▶ What is being asked
Report only how many lines of the entries below contain the string "from".

[start Data lines]

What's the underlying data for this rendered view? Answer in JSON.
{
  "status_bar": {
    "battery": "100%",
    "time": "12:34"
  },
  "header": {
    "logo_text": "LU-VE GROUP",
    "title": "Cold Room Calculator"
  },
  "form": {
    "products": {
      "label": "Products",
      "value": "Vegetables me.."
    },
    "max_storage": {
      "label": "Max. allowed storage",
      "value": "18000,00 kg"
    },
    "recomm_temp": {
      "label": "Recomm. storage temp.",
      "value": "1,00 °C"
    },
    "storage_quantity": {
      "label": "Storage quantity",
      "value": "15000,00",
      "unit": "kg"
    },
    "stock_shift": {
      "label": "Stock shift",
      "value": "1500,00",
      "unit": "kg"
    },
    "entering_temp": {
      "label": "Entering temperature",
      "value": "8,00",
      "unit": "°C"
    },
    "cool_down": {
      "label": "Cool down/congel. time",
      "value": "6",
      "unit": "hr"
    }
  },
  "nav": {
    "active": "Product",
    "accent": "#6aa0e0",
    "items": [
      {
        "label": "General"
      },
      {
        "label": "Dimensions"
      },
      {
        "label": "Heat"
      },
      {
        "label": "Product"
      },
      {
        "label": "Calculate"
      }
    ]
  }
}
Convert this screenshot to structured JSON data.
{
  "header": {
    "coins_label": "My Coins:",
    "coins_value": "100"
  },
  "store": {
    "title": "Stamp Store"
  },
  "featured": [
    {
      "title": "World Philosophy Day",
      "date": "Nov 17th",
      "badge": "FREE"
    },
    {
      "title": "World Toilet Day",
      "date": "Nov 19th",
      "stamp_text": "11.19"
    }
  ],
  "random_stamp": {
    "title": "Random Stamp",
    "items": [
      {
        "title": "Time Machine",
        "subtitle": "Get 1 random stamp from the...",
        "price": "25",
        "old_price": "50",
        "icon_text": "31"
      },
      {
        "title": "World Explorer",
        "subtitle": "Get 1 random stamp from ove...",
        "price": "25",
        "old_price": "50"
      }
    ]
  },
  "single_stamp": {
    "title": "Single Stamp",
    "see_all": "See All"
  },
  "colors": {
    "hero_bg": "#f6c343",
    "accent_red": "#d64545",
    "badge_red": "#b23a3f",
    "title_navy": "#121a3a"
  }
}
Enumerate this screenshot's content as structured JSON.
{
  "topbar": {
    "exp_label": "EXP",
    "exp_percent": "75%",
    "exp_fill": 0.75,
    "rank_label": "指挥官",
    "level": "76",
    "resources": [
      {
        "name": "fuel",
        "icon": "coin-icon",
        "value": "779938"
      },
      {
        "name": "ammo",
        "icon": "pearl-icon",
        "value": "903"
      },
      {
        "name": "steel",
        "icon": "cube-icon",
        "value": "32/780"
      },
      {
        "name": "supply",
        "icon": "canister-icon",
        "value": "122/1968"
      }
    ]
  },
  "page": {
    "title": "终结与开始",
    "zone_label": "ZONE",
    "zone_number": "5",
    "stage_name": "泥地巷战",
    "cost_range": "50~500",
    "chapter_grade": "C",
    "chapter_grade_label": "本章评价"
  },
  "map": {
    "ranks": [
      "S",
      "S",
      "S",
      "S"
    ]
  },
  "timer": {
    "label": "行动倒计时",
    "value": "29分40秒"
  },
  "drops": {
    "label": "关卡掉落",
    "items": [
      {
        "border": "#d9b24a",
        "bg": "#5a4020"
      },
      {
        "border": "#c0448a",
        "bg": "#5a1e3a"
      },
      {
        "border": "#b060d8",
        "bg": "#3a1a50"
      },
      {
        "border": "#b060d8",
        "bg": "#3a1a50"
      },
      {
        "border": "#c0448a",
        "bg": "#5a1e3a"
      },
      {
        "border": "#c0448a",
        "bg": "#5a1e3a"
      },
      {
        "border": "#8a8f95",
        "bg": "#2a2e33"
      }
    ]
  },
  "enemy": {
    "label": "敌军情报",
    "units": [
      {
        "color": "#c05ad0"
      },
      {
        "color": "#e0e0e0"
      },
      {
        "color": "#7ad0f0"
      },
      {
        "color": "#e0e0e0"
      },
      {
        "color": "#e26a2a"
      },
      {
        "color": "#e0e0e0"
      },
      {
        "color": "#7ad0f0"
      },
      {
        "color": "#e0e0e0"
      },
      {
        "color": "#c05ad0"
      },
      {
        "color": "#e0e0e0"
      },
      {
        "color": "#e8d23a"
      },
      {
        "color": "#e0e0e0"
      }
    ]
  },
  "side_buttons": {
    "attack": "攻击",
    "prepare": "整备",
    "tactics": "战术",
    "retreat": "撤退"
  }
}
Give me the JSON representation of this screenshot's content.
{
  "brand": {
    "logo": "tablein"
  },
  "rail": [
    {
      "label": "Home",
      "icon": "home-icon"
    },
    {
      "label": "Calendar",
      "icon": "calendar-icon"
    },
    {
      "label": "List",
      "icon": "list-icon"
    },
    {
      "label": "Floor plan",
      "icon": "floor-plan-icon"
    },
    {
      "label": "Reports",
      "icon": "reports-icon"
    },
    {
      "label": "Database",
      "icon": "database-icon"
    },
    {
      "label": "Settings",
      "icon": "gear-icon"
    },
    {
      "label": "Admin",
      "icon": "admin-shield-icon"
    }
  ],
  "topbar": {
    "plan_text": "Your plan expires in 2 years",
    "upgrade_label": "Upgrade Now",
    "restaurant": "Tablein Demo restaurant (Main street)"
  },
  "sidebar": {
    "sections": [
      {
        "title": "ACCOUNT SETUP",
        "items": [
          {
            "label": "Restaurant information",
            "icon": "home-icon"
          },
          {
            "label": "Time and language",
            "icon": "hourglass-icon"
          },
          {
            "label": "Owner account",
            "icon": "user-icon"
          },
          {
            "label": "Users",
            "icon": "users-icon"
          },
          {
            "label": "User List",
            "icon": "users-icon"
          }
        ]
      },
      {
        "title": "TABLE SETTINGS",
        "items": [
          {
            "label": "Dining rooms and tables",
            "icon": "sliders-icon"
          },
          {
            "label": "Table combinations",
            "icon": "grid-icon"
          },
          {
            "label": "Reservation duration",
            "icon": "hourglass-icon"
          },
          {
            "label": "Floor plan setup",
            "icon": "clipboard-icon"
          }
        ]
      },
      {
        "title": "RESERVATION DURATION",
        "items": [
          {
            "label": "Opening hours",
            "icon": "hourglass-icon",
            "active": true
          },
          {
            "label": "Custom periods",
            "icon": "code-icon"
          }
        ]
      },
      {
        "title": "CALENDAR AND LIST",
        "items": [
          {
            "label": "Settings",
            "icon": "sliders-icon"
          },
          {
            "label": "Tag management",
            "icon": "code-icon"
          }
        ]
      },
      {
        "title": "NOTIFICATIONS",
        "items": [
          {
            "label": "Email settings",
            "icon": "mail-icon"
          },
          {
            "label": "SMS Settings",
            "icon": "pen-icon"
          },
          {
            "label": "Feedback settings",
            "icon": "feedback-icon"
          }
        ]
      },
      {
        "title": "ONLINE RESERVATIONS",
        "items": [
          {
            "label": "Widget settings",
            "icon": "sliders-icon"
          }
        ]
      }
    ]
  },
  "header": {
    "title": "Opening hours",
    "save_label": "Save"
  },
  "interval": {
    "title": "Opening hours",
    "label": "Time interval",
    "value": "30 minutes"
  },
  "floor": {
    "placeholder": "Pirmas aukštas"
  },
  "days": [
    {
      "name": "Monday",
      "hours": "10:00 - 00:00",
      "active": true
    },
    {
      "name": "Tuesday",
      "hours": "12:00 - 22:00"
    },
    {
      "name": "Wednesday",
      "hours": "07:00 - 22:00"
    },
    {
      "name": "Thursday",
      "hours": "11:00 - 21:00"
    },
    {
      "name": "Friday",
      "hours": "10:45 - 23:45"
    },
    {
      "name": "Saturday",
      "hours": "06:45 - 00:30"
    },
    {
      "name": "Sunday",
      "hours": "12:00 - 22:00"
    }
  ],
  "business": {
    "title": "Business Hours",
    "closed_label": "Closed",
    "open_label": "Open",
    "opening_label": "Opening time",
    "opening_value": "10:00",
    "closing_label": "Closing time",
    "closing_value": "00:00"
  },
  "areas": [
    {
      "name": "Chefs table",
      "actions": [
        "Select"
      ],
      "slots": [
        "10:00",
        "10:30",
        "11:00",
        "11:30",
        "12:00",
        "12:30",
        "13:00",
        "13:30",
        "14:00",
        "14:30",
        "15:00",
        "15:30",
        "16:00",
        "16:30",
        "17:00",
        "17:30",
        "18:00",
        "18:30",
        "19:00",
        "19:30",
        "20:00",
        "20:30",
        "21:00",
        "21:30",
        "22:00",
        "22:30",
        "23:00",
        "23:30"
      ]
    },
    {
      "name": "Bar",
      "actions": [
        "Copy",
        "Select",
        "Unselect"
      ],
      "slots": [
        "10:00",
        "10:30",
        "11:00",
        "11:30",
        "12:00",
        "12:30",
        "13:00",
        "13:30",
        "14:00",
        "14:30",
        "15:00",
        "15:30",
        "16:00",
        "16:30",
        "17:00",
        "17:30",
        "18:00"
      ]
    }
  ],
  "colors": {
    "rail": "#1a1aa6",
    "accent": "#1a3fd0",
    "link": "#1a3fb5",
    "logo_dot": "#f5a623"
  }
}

[end Data lines]

▶ Correct result
2